## start RECORDED DATA
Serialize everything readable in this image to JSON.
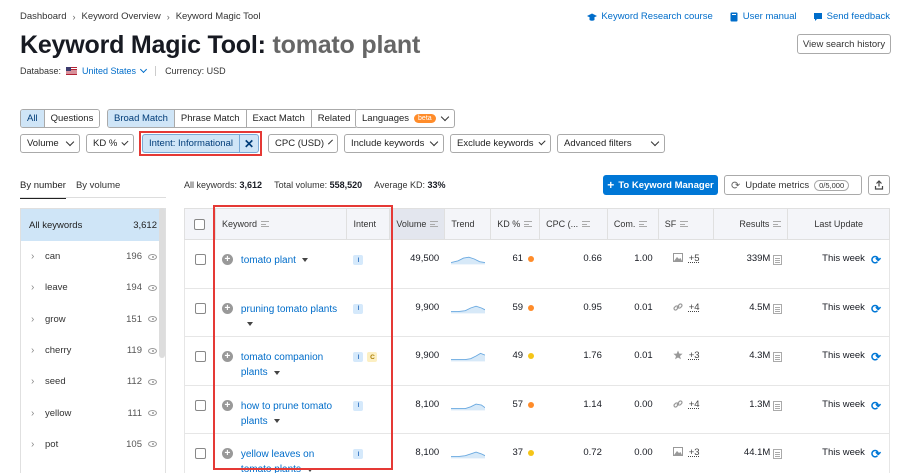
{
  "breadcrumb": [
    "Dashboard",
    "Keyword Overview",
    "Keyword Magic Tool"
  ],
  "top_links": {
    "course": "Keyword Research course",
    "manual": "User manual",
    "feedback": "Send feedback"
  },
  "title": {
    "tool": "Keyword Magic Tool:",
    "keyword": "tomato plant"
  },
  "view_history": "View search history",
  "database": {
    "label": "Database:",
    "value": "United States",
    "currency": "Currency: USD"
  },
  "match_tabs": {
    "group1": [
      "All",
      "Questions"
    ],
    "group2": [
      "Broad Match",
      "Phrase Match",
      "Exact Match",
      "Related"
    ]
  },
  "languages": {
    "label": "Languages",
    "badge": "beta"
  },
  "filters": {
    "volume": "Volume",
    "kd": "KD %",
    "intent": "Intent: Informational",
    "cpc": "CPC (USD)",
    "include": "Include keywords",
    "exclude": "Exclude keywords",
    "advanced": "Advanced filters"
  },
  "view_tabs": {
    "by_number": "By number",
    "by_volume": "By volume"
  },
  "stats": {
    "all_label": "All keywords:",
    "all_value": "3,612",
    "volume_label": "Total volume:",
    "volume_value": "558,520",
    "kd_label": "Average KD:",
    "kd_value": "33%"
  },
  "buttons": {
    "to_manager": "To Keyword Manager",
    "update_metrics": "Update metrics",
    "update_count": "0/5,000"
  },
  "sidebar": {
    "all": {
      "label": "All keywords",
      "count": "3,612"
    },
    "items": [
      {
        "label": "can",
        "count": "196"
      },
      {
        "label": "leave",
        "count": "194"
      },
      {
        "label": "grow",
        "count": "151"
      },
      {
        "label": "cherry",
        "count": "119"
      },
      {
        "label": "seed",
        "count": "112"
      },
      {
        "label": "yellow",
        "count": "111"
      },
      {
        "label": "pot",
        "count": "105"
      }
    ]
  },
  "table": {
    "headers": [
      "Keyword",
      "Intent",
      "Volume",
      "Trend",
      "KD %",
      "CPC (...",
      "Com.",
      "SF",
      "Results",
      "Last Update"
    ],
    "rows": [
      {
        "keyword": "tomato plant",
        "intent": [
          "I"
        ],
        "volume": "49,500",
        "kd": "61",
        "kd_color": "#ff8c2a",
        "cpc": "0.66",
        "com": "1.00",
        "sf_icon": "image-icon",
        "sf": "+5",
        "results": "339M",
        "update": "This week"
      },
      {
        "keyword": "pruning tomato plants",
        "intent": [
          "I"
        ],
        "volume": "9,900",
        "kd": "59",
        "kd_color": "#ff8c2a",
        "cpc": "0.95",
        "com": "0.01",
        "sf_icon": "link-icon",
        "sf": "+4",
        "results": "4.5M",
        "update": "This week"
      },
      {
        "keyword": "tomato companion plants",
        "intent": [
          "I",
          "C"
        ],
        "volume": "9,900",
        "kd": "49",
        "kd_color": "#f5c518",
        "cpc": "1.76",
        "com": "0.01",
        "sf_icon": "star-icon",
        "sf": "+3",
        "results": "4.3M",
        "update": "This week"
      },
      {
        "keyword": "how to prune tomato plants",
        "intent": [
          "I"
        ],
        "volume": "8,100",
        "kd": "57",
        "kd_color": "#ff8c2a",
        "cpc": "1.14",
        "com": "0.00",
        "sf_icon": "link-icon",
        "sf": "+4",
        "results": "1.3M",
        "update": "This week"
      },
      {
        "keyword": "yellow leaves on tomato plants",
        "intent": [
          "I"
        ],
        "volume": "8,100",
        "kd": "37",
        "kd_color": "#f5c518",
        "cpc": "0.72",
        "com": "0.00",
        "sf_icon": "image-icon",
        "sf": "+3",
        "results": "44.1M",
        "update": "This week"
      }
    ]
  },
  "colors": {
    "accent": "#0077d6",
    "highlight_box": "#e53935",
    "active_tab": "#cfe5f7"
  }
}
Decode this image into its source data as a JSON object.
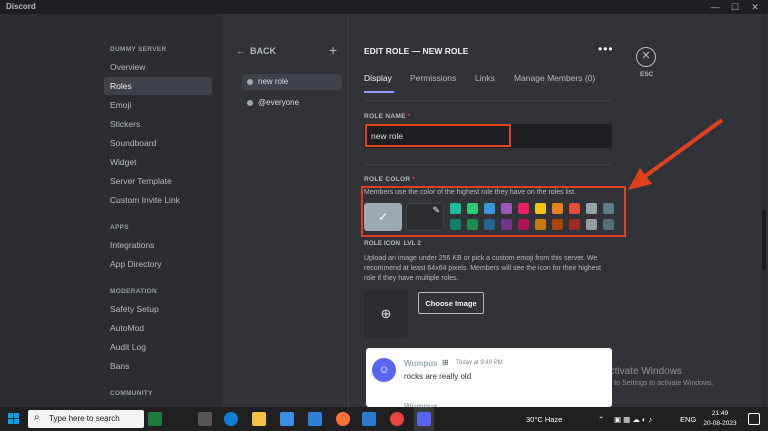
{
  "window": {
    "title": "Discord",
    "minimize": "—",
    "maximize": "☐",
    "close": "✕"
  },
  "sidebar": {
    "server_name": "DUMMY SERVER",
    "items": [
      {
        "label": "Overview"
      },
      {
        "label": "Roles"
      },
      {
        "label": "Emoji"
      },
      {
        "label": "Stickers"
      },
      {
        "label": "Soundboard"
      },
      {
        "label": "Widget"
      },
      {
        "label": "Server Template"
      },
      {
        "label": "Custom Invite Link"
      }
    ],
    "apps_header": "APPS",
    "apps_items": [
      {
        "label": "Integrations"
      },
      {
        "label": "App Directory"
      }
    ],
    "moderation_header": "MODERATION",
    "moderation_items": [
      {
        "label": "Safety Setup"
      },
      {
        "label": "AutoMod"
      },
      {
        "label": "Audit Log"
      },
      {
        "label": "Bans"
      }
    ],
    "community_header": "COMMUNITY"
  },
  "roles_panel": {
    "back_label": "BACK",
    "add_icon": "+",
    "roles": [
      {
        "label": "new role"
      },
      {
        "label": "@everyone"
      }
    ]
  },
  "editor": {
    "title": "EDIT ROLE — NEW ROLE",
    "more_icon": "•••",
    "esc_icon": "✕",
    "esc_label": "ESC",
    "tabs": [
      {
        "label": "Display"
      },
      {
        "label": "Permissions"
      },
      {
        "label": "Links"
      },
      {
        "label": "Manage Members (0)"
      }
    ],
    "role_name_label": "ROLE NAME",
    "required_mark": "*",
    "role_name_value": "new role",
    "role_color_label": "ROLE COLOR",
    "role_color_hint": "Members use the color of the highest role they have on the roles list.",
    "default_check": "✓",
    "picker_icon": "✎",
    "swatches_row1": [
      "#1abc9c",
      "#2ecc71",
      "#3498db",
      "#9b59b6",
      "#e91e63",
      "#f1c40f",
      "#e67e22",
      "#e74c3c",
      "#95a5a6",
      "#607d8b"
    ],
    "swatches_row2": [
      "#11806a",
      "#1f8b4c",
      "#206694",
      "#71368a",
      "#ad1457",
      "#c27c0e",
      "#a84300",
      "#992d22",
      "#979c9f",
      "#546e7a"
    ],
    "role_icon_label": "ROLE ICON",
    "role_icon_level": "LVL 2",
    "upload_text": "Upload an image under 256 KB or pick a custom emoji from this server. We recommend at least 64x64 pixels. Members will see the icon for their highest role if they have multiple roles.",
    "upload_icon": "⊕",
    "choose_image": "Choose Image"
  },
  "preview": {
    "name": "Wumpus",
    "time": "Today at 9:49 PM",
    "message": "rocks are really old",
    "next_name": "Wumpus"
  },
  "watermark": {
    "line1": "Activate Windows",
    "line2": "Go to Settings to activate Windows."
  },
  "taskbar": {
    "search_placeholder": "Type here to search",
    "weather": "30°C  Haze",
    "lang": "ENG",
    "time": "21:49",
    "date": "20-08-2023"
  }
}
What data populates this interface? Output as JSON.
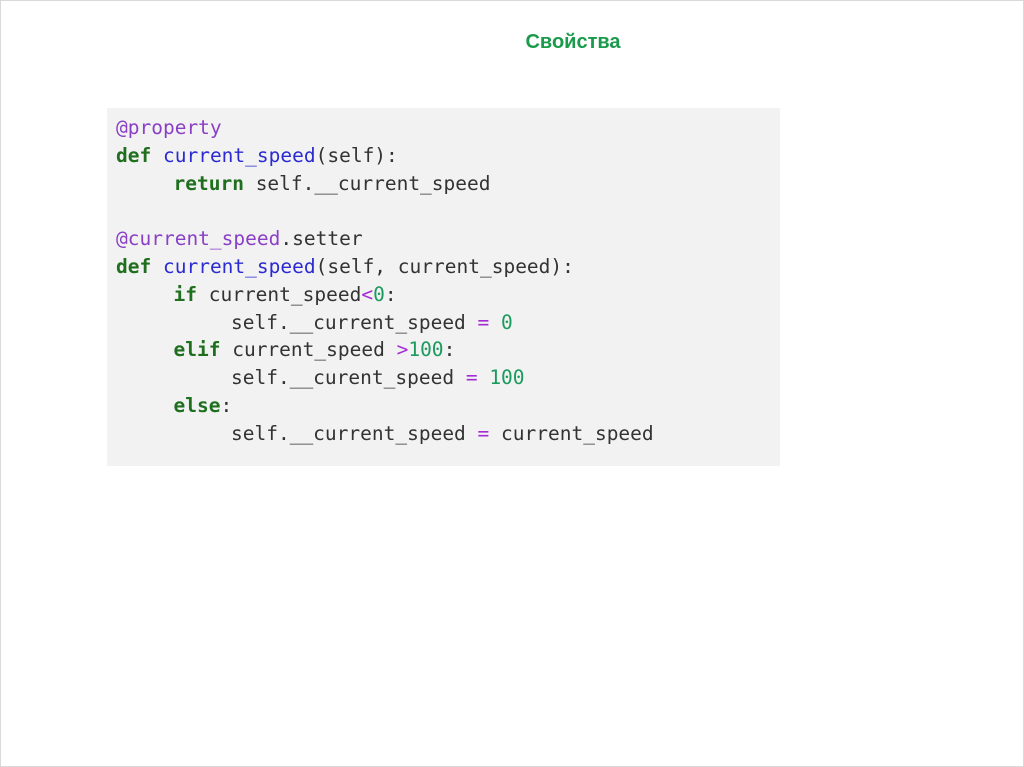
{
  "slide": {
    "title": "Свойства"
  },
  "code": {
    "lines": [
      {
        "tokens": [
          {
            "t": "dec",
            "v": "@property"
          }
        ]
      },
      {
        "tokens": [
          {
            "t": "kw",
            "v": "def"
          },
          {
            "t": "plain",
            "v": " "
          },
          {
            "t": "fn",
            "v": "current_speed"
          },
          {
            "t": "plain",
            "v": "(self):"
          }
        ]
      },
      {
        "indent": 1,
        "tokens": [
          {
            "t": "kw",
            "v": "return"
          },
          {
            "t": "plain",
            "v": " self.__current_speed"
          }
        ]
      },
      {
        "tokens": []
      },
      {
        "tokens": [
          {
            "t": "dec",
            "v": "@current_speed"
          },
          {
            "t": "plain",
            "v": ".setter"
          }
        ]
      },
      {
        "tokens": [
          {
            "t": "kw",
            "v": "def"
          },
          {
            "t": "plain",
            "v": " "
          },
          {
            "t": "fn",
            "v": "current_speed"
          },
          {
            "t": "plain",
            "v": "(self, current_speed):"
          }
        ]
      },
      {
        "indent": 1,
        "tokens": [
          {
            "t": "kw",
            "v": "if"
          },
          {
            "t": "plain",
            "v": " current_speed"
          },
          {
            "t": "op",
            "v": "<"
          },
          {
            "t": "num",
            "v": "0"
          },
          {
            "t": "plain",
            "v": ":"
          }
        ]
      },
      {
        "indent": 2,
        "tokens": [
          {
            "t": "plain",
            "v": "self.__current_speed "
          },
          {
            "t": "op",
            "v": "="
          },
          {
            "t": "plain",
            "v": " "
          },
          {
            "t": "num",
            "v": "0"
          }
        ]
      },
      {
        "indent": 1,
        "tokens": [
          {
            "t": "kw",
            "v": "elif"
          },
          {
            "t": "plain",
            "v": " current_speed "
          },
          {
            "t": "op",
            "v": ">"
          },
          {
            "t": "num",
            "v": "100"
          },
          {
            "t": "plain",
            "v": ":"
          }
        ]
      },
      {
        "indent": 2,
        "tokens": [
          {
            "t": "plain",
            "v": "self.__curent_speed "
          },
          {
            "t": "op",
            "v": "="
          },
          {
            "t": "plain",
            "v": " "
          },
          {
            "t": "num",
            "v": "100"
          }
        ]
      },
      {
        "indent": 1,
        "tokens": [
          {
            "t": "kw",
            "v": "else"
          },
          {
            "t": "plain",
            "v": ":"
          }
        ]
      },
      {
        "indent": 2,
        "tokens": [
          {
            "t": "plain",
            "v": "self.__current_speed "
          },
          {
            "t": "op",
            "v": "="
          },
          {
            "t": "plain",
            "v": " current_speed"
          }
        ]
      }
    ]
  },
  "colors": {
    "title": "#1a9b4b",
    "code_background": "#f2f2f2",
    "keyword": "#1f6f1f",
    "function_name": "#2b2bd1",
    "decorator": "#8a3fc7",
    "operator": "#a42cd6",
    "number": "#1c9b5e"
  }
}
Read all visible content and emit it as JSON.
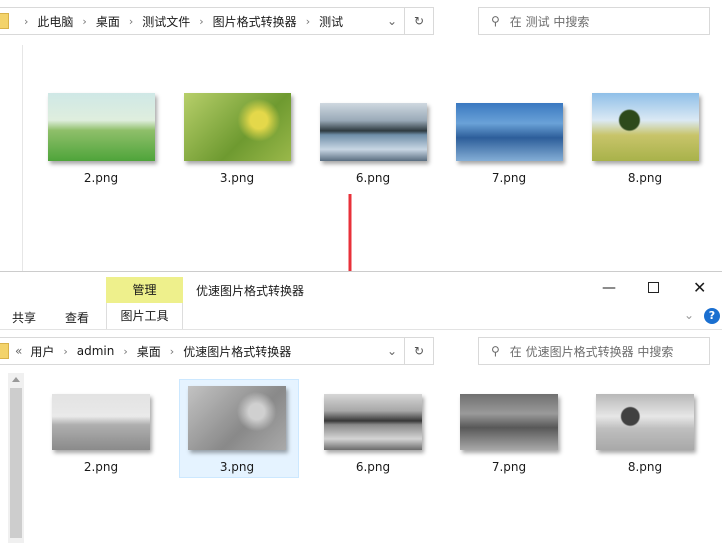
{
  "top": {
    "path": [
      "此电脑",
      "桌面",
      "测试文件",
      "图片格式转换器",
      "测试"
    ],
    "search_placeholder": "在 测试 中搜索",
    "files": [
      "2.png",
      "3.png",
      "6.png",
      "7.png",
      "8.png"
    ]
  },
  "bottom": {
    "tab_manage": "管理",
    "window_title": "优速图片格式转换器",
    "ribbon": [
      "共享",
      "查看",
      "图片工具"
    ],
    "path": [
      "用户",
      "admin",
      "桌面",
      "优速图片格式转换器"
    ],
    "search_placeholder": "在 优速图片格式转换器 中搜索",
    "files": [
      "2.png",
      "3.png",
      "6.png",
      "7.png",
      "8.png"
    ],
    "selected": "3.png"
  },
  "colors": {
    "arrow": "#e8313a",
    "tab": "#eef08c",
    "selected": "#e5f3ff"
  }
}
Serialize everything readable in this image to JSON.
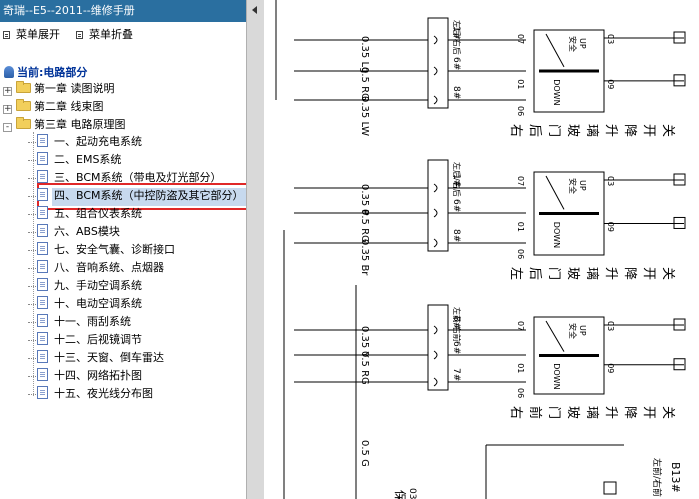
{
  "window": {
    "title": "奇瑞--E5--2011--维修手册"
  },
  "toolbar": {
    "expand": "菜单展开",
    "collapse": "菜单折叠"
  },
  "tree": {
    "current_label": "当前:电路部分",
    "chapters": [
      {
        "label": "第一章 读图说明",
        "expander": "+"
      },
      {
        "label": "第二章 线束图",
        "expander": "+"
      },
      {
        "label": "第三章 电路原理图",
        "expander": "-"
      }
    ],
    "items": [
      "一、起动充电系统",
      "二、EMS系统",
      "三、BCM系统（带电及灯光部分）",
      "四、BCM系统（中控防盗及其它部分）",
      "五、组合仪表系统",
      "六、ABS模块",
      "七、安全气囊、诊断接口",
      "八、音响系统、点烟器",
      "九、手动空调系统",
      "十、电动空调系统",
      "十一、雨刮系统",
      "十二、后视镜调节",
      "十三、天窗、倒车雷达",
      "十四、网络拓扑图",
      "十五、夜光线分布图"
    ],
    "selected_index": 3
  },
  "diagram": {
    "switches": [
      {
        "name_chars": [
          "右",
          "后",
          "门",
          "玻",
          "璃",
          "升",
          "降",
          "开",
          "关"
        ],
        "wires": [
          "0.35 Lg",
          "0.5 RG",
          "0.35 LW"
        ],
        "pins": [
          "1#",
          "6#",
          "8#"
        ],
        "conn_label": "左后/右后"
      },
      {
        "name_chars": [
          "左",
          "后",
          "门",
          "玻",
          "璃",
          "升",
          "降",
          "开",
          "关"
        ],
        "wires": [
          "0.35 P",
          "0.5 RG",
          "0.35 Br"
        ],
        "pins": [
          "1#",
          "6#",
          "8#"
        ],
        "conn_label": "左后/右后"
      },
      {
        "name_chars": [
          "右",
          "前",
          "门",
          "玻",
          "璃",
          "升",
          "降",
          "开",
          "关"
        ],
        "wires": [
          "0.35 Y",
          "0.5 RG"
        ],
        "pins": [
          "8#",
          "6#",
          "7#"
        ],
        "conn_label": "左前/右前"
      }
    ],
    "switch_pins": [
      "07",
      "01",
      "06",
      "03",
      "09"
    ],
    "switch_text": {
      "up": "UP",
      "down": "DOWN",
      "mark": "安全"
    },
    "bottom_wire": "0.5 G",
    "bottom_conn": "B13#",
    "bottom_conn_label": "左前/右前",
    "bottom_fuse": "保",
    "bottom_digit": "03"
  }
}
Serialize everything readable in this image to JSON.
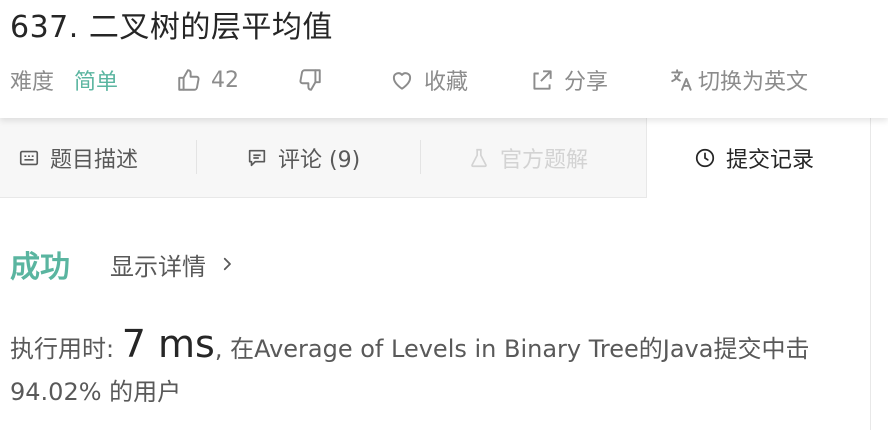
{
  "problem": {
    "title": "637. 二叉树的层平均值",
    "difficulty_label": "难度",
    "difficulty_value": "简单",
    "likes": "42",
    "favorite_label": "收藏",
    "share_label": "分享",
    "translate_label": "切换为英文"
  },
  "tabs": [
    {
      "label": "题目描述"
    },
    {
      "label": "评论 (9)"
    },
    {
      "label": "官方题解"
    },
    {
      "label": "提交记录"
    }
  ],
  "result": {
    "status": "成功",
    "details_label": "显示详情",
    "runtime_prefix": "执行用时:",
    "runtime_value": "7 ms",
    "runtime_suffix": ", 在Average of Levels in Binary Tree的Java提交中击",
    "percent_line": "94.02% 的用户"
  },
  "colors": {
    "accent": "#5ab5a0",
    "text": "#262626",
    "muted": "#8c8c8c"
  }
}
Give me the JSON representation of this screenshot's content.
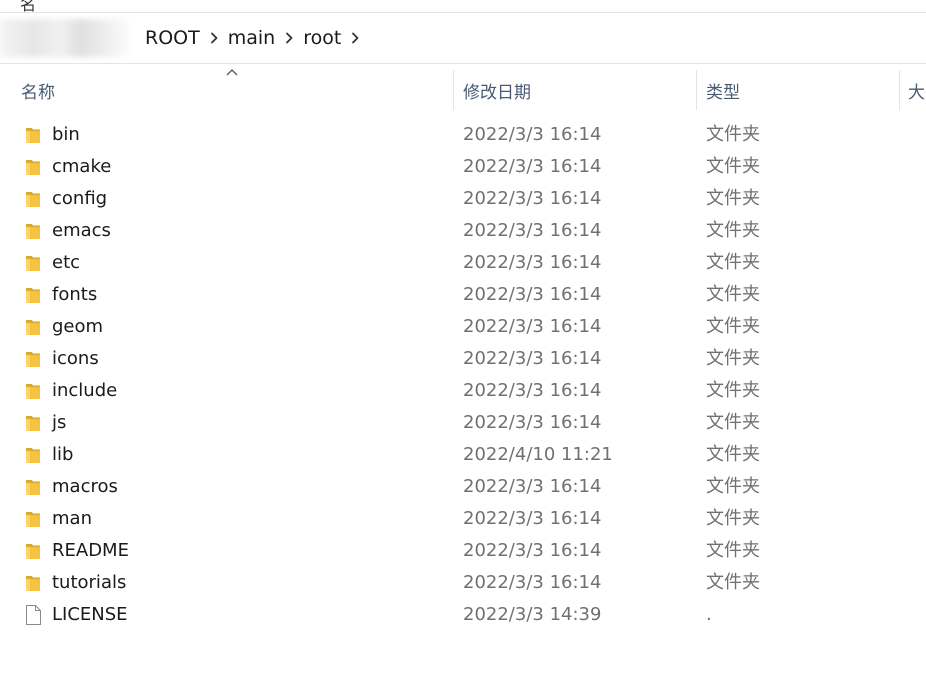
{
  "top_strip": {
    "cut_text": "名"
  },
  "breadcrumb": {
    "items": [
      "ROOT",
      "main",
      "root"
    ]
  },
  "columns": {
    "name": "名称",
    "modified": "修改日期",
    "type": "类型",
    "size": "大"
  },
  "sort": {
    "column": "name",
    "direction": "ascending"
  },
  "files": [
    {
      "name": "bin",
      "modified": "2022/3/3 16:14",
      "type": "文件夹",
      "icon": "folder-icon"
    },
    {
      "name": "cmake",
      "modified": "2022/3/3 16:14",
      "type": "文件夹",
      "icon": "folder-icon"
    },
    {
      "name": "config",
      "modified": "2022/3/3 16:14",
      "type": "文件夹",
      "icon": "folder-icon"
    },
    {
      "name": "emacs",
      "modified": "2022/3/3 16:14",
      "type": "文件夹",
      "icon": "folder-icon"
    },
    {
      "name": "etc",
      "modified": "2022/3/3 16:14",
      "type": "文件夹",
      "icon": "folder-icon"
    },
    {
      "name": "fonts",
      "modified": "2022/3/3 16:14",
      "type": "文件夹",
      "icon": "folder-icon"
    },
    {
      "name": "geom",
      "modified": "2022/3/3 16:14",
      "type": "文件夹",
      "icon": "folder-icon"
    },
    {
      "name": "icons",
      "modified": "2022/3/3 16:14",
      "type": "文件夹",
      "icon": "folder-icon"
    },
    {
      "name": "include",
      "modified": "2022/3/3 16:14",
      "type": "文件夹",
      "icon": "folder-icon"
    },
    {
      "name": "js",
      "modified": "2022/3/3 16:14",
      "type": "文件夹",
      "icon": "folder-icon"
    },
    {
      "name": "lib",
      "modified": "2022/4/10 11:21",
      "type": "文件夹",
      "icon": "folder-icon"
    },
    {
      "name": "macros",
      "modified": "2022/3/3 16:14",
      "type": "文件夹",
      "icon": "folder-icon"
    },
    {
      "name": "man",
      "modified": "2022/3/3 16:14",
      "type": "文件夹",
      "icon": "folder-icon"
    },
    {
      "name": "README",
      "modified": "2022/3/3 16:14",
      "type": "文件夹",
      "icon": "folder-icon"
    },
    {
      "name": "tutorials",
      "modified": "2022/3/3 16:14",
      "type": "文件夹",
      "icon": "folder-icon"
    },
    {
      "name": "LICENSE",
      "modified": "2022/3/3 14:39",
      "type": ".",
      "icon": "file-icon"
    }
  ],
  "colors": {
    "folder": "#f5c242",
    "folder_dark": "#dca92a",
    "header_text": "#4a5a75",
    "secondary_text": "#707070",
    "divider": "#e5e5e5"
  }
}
## end RECORDED DATA
WHAT YOU WILL DO: Extract all lines from the data in which "JSON" is found.

THE RESPONSE:
Serialize everything readable in this image to JSON.
Decode this image into its source data as a JSON object.
What data populates this interface? Output as JSON.
Read all visible content and emit it as JSON.
Serialize everything readable in this image to JSON.
Serialize everything readable in this image to JSON.
Give me the JSON representation of this screenshot's content.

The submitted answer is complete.